Reproduce the lines of the records, substituting "tow receiver" for every occurrence of "hitch receiver" and leaving all other text unchanged.

Element region listings
%%

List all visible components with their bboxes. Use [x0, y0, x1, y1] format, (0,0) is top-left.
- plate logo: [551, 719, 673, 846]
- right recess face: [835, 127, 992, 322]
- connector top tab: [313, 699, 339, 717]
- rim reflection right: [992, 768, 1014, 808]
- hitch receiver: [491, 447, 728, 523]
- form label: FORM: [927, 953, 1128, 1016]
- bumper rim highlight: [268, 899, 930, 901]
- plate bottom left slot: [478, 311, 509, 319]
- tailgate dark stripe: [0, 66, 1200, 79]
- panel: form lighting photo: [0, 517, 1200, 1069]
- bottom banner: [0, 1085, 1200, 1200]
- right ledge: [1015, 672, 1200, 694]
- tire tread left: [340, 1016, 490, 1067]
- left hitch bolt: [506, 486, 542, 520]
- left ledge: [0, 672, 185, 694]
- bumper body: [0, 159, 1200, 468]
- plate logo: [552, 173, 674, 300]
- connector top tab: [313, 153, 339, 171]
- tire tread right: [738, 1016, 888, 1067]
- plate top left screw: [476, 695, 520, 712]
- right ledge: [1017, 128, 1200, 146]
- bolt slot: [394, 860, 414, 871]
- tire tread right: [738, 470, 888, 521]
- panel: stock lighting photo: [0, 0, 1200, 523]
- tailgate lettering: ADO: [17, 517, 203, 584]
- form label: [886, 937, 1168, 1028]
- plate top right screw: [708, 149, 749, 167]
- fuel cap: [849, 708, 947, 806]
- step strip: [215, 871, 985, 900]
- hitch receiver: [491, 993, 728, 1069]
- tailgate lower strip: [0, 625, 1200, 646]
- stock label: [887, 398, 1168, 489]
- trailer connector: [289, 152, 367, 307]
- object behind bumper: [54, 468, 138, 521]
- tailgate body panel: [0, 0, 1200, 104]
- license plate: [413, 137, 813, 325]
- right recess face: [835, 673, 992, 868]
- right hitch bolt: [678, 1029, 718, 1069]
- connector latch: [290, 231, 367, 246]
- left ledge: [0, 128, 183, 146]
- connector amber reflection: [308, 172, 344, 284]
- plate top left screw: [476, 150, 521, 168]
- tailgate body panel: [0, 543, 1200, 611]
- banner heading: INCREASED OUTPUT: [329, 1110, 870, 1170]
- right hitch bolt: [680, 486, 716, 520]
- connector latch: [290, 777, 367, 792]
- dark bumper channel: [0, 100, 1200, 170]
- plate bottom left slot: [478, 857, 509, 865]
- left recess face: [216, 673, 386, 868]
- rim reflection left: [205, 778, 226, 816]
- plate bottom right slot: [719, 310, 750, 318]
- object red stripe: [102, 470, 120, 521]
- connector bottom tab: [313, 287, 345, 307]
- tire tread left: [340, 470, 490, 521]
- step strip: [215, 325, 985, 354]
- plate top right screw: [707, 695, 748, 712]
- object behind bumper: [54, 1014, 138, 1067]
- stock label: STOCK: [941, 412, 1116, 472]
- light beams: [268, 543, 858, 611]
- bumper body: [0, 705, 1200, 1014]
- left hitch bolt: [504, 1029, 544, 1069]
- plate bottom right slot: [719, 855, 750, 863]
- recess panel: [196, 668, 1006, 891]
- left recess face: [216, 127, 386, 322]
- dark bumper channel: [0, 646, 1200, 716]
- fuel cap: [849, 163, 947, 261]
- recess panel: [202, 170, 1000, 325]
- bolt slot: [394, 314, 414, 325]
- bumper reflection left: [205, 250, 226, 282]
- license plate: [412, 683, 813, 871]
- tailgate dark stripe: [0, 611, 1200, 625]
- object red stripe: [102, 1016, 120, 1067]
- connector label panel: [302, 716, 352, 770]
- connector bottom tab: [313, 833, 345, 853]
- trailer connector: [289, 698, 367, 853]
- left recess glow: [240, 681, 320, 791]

%%

WORKED ANSWER
List all visible components with their bboxes. Use [x0, y0, x1, y1] format, (0,0) is top-left.
- plate logo: [551, 719, 673, 846]
- right recess face: [835, 127, 992, 322]
- connector top tab: [313, 699, 339, 717]
- rim reflection right: [992, 768, 1014, 808]
- tow receiver: [491, 447, 728, 523]
- form label: FORM: [927, 953, 1128, 1016]
- bumper rim highlight: [268, 899, 930, 901]
- plate bottom left slot: [478, 311, 509, 319]
- tailgate dark stripe: [0, 66, 1200, 79]
- panel: form lighting photo: [0, 517, 1200, 1069]
- bottom banner: [0, 1085, 1200, 1200]
- right ledge: [1015, 672, 1200, 694]
- tire tread left: [340, 1016, 490, 1067]
- left hitch bolt: [506, 486, 542, 520]
- left ledge: [0, 672, 185, 694]
- bumper body: [0, 159, 1200, 468]
- plate logo: [552, 173, 674, 300]
- connector top tab: [313, 153, 339, 171]
- tire tread right: [738, 1016, 888, 1067]
- plate top left screw: [476, 695, 520, 712]
- right ledge: [1017, 128, 1200, 146]
- bolt slot: [394, 860, 414, 871]
- tire tread right: [738, 470, 888, 521]
- panel: stock lighting photo: [0, 0, 1200, 523]
- tailgate lettering: ADO: [17, 517, 203, 584]
- form label: [886, 937, 1168, 1028]
- plate top right screw: [708, 149, 749, 167]
- fuel cap: [849, 708, 947, 806]
- step strip: [215, 871, 985, 900]
- tow receiver: [491, 993, 728, 1069]
- tailgate lower strip: [0, 625, 1200, 646]
- stock label: [887, 398, 1168, 489]
- trailer connector: [289, 152, 367, 307]
- object behind bumper: [54, 468, 138, 521]
- tailgate body panel: [0, 0, 1200, 104]
- license plate: [413, 137, 813, 325]
- right recess face: [835, 673, 992, 868]
- right hitch bolt: [678, 1029, 718, 1069]
- connector latch: [290, 231, 367, 246]
- left ledge: [0, 128, 183, 146]
- connector amber reflection: [308, 172, 344, 284]
- plate top left screw: [476, 150, 521, 168]
- tailgate body panel: [0, 543, 1200, 611]
- banner heading: INCREASED OUTPUT: [329, 1110, 870, 1170]
- right hitch bolt: [680, 486, 716, 520]
- connector latch: [290, 777, 367, 792]
- dark bumper channel: [0, 100, 1200, 170]
- plate bottom left slot: [478, 857, 509, 865]
- left recess face: [216, 673, 386, 868]
- rim reflection left: [205, 778, 226, 816]
- plate bottom right slot: [719, 310, 750, 318]
- object red stripe: [102, 470, 120, 521]
- connector bottom tab: [313, 287, 345, 307]
- tire tread left: [340, 470, 490, 521]
- step strip: [215, 325, 985, 354]
- plate top right screw: [707, 695, 748, 712]
- object behind bumper: [54, 1014, 138, 1067]
- stock label: STOCK: [941, 412, 1116, 472]
- light beams: [268, 543, 858, 611]
- bumper body: [0, 705, 1200, 1014]
- left hitch bolt: [504, 1029, 544, 1069]
- plate bottom right slot: [719, 855, 750, 863]
- recess panel: [196, 668, 1006, 891]
- left recess face: [216, 127, 386, 322]
- dark bumper channel: [0, 646, 1200, 716]
- fuel cap: [849, 163, 947, 261]
- recess panel: [202, 170, 1000, 325]
- bolt slot: [394, 314, 414, 325]
- bumper reflection left: [205, 250, 226, 282]
- license plate: [412, 683, 813, 871]
- tailgate dark stripe: [0, 611, 1200, 625]
- object red stripe: [102, 1016, 120, 1067]
- connector label panel: [302, 716, 352, 770]
- connector bottom tab: [313, 833, 345, 853]
- trailer connector: [289, 698, 367, 853]
- left recess glow: [240, 681, 320, 791]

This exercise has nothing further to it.